## PROBLEM REQUIREMENTS
Work out how many lines of the listing hold the string "theme". Answer with that number alone.

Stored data
········

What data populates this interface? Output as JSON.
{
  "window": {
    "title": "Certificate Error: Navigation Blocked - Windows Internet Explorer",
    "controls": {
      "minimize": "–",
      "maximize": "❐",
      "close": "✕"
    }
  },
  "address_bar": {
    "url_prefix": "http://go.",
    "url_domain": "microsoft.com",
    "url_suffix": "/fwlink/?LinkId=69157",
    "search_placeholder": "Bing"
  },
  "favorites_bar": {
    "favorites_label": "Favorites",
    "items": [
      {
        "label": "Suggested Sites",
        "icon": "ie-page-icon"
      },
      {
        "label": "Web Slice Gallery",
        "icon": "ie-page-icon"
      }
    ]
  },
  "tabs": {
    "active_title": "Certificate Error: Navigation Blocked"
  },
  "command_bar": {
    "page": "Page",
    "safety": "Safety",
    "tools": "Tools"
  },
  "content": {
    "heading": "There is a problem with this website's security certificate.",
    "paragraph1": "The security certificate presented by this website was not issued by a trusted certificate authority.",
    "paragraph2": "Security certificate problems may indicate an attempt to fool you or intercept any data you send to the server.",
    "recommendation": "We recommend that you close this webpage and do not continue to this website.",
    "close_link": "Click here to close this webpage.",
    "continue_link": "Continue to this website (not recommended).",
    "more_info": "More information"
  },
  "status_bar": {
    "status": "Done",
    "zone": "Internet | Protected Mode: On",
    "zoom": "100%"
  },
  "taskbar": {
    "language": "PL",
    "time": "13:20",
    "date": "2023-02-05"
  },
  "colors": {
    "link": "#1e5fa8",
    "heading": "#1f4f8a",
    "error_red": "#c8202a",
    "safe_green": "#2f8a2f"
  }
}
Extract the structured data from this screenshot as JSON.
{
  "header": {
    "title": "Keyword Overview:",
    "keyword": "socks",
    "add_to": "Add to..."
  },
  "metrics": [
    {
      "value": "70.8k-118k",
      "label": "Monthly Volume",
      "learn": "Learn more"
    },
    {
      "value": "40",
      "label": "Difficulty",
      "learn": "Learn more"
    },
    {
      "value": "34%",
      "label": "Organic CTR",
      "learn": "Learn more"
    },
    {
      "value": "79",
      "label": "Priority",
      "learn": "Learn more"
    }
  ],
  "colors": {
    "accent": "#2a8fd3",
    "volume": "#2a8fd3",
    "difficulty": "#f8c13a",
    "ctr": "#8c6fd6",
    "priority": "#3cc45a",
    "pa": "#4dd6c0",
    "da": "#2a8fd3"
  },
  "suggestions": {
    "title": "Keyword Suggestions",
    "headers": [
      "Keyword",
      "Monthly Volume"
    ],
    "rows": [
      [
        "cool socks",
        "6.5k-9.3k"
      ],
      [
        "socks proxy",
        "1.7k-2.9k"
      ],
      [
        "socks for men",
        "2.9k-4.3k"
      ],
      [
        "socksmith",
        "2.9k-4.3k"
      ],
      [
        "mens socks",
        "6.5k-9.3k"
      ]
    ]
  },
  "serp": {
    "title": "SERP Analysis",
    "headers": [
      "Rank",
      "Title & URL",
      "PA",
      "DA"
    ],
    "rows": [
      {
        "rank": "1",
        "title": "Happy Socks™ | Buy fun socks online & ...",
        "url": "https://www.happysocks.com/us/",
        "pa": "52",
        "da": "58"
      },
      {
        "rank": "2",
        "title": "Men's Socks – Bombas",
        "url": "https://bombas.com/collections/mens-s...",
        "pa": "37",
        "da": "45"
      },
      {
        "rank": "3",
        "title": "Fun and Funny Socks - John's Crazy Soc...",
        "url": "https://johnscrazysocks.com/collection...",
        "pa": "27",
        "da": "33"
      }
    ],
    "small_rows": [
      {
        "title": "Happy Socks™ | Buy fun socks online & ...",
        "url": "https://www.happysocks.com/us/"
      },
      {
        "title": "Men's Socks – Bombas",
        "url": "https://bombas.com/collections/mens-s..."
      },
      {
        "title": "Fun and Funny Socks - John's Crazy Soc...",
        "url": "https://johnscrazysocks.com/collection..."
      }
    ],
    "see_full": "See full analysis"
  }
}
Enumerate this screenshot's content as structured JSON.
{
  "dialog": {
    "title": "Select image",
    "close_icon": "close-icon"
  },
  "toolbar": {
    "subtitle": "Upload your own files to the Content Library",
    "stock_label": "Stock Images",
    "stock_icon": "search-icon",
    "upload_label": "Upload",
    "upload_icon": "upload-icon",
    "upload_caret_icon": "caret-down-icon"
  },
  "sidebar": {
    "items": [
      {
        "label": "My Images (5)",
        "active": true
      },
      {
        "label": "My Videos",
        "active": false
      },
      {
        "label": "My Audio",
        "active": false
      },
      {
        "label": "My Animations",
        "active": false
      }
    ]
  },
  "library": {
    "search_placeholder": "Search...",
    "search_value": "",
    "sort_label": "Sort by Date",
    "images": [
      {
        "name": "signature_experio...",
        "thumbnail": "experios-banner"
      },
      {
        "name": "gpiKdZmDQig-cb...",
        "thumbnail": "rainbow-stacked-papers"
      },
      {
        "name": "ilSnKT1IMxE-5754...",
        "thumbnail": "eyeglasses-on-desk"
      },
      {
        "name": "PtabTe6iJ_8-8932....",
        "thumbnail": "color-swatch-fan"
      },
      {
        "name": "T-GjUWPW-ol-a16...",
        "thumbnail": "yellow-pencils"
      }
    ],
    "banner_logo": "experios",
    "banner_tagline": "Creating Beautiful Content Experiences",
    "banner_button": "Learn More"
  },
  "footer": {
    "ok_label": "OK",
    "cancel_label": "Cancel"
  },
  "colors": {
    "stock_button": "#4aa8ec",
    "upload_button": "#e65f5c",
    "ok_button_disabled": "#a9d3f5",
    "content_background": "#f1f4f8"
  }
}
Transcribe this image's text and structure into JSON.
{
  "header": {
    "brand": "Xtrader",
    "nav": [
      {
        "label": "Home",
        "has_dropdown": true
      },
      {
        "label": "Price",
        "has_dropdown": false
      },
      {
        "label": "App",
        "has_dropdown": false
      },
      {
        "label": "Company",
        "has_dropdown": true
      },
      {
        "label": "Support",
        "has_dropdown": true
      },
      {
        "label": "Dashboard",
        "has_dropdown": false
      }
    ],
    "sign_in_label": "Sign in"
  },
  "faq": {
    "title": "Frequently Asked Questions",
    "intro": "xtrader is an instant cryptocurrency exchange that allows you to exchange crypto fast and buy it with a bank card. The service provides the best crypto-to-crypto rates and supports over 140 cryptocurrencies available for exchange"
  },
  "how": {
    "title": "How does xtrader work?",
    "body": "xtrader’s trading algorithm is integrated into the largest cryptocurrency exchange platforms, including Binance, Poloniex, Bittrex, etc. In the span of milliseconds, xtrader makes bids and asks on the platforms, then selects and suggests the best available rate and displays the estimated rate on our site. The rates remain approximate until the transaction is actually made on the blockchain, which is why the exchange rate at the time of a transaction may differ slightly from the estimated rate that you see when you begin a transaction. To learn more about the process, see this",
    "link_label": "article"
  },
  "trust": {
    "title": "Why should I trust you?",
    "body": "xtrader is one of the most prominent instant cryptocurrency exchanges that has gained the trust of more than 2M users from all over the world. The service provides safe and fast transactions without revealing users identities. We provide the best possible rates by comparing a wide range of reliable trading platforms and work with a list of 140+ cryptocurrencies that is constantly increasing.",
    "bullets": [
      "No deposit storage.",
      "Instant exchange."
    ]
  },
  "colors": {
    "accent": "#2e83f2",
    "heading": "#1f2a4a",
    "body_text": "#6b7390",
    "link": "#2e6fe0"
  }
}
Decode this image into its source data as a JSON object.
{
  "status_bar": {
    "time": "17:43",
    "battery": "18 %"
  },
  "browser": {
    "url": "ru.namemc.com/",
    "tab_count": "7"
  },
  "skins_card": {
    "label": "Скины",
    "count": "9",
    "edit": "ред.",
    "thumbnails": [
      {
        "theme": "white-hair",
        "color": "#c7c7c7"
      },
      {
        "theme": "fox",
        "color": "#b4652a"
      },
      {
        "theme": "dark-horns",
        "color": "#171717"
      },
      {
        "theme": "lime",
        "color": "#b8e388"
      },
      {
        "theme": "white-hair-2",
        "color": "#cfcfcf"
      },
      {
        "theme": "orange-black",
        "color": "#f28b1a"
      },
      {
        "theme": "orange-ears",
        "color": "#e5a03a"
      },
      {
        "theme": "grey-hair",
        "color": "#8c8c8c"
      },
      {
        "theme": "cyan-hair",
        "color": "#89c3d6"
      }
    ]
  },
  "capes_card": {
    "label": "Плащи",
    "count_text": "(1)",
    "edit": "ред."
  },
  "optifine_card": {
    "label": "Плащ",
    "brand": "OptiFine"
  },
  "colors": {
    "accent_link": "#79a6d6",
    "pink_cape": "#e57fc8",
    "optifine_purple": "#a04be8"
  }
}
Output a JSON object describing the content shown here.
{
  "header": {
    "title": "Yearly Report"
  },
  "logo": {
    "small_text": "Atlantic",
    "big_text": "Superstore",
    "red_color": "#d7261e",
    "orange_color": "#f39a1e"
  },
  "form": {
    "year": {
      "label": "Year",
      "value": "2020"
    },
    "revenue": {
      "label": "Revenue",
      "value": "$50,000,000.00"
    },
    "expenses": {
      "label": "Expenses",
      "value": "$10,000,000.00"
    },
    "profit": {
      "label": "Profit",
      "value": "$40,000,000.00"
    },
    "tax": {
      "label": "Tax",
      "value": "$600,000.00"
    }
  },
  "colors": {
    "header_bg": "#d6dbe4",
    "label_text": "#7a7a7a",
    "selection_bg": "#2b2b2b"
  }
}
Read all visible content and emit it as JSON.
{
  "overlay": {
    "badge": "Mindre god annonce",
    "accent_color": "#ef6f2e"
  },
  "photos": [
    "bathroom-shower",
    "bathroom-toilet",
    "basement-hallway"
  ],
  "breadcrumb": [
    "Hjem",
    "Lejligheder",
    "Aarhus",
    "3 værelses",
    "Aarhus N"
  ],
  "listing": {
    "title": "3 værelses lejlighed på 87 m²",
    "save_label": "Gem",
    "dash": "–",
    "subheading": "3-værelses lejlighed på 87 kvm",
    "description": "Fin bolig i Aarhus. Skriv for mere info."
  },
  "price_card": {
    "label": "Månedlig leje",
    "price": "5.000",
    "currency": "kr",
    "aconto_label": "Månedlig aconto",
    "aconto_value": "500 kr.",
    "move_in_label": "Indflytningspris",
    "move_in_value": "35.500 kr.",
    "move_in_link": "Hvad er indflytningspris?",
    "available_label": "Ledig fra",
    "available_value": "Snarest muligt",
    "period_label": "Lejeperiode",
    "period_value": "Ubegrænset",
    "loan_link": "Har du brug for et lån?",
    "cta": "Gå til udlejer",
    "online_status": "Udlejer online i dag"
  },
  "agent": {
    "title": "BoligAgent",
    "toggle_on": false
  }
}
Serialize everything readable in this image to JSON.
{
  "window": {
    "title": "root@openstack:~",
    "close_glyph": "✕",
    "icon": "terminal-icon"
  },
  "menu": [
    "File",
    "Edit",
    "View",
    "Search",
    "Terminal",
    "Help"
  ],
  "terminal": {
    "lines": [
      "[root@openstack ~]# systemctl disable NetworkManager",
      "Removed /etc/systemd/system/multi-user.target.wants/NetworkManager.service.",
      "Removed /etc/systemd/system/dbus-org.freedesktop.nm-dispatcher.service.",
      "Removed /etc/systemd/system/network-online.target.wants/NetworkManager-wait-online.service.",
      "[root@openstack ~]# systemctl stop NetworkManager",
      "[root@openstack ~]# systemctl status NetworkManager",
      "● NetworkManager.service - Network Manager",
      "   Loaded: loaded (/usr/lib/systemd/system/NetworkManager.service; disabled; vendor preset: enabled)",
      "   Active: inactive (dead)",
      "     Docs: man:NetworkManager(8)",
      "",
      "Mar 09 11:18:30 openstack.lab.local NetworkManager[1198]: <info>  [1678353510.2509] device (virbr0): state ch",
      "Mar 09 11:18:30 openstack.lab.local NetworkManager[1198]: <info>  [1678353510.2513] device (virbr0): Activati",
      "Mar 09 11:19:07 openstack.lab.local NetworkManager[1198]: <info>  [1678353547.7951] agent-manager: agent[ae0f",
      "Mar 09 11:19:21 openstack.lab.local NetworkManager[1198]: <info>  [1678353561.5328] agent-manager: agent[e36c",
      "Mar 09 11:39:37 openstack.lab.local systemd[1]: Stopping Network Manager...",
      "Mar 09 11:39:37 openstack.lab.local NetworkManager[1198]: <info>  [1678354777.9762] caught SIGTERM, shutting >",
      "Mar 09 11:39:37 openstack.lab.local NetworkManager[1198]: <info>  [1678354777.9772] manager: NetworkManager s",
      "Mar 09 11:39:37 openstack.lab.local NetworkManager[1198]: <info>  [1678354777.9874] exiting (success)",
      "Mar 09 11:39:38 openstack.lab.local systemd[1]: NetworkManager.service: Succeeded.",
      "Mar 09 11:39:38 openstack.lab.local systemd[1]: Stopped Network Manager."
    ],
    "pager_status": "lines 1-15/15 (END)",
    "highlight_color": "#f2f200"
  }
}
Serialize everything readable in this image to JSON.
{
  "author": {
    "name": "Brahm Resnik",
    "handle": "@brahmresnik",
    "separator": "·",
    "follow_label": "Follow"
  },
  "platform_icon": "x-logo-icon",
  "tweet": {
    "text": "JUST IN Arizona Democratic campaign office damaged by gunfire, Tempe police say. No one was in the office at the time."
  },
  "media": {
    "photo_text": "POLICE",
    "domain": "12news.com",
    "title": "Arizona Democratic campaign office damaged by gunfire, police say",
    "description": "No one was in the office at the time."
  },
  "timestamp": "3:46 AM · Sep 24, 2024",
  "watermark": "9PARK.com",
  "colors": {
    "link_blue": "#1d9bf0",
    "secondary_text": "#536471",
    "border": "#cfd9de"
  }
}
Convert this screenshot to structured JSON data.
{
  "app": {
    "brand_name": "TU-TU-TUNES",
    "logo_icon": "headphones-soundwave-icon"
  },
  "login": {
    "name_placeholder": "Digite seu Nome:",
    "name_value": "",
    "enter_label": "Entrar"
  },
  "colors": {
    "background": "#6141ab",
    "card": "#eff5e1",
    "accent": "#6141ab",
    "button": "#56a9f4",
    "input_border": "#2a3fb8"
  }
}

········

## RESPONSE
9